---------- Passage provided ----------
However, WAKR's fortunes declined when WEWS began carrying more ABC shows. The syndicated shows it carried were second-rate older programs since Cleveland's stations already picked the choices clean. It tried to focus on its unique local programming including its Akron-based newscasts using resources shared with WAKR-AM. It boasted the only newscast focused on Akron and Canton news. "Our local programming is geared to giving Akron what it wants—news, advertising, announcements and local shows all about Akron," then-station manager Bob Bostian said as WAKR-TV marked its 25th anniversary in 1978 .
The station also suffered from overall low ratings because it operated in the shadow of the Cleveland market. Several studies indicated that even when viewers watched WAKR, they assumed they were watching WEWS, since both stations had a large amount of common programming from ABC. Furthermore, Akron was not a separate market for ratings purposes, but was only a small part of the Cleveland market. When WAKR-TV was able to obtain a substantial share of the Akron viewers, it still had a small rating in the Cleveland market as a whole.
When WAKR-TV signed on, it was Akron's only network affiliate. Had even one more network station opened up around the same time, or even a network affiliate in Canton, the two cities may well have broken off from Cleveland and formed their own market. This market would have been among the top 100 markets in the country and would have probably served much of East-central and North-central Ohio, where the Cleveland stations have poor reception. An Akron-Canton market would have been in the same situation as Topeka, Kansas; which is its own market even though the Kansas City stations reach it fairly easily, or Dayton, Ohio where Cincinnati stations can be recieved.
----------
## Exercise directions
Reproduce the passage about WAKR-TV's struggles in the Cleveland market in full, word for word.
---------- Available data ----------
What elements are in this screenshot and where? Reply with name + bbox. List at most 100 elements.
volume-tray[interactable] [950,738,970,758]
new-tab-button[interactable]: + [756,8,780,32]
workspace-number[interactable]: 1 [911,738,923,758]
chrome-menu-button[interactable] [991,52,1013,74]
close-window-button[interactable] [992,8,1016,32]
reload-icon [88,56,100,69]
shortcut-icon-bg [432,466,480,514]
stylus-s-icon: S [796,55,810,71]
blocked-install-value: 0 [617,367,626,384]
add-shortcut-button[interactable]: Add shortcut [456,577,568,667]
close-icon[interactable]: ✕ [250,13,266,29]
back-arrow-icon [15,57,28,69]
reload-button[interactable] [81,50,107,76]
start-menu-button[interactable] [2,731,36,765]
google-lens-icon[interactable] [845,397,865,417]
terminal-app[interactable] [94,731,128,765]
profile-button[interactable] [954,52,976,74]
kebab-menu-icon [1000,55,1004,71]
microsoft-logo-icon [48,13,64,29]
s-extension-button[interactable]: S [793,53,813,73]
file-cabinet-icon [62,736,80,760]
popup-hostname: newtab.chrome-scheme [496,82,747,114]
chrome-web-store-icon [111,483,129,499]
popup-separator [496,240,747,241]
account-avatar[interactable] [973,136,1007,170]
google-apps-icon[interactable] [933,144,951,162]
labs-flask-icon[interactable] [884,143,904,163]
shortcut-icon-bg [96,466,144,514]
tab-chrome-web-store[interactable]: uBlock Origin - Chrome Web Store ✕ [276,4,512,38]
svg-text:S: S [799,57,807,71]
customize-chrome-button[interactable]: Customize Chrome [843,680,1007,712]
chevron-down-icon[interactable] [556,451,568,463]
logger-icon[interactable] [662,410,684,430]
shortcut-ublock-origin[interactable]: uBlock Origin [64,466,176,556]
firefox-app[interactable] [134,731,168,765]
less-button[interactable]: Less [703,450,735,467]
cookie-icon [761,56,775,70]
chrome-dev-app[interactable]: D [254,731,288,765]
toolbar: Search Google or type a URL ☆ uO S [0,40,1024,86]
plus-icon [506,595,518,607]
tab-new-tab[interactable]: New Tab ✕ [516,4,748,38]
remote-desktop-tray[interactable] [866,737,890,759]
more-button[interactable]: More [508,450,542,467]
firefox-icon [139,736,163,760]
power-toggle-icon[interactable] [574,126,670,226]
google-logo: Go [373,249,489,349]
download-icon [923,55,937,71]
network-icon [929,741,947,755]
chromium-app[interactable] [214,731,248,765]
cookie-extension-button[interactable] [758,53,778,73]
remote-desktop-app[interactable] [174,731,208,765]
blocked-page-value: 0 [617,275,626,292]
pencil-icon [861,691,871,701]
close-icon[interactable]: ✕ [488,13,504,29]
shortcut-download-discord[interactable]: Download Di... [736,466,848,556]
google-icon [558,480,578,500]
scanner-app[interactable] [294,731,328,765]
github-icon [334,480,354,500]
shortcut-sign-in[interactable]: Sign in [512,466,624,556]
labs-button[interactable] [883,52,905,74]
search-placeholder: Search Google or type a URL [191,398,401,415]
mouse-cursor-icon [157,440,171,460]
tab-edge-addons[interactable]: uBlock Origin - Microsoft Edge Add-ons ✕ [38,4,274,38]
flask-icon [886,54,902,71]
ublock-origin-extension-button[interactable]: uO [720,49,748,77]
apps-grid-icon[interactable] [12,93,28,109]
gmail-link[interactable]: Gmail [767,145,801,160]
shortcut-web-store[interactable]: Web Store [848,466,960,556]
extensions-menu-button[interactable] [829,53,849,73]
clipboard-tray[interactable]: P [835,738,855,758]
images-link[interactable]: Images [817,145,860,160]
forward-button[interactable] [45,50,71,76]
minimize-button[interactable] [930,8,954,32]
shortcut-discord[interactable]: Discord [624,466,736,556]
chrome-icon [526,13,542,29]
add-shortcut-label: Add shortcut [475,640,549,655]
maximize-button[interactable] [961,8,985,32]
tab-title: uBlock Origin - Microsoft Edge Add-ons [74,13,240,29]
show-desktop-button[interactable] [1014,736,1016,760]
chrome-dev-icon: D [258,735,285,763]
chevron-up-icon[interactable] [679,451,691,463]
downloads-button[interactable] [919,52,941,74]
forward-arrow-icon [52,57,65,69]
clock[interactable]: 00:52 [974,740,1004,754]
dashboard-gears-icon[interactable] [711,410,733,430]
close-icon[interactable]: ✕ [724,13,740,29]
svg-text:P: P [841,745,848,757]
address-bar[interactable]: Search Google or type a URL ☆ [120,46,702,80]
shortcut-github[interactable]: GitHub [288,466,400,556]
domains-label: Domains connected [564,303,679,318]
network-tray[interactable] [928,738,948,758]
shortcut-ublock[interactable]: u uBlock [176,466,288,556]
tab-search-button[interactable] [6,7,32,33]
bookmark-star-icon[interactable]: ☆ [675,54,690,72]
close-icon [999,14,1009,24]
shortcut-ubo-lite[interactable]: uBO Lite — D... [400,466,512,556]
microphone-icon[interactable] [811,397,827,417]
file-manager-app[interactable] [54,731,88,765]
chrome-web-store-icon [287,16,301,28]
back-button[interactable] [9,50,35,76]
----------
## Solution to the problem
However, WAKR's fortunes declined when WEWS began carrying more ABC shows. The syndicated shows it carried were second-rate older programs since Cleveland's stations already picked the choices clean. It tried to focus on its unique local programming including its Akron-based newscasts using resources shared with WAKR-AM. It boasted the only newscast focused on Akron and Canton news. "Our local programming is geared to giving Akron what it wants—news, advertising, announcements and local shows all about Akron," then-station manager Bob Bostian said as WAKR-TV marked its 25th anniversary in 1978 .
The station also suffered from overall low ratings because it operated in the shadow of the Cleveland market. Several studies indicated that even when viewers watched WAKR, they assumed they were watching WEWS, since both stations had a large amount of common programming from ABC. Furthermore, Akron was not a separate market for ratings purposes, but was only a small part of the Cleveland market. When WAKR-TV was able to obtain a substantial share of the Akron viewers, it still had a small rating in the Cleveland market as a whole.
When WAKR-TV signed on, it was Akron's only network affiliate. Had even one more network station opened up around the same time, or even a network affiliate in Canton, the two cities may well have broken off from Cleveland and formed their own market. This market would have been among the top 100 markets in the country and would have probably served much of East-central and North-central Ohio, where the Cleveland stations have poor reception. An Akron-Canton market would have been in the same situation as Topeka, Kansas; which is its own market even though the Kansas City stations reach it fairly easily, or Dayton, Ohio where Cincinnati stations can be recieved.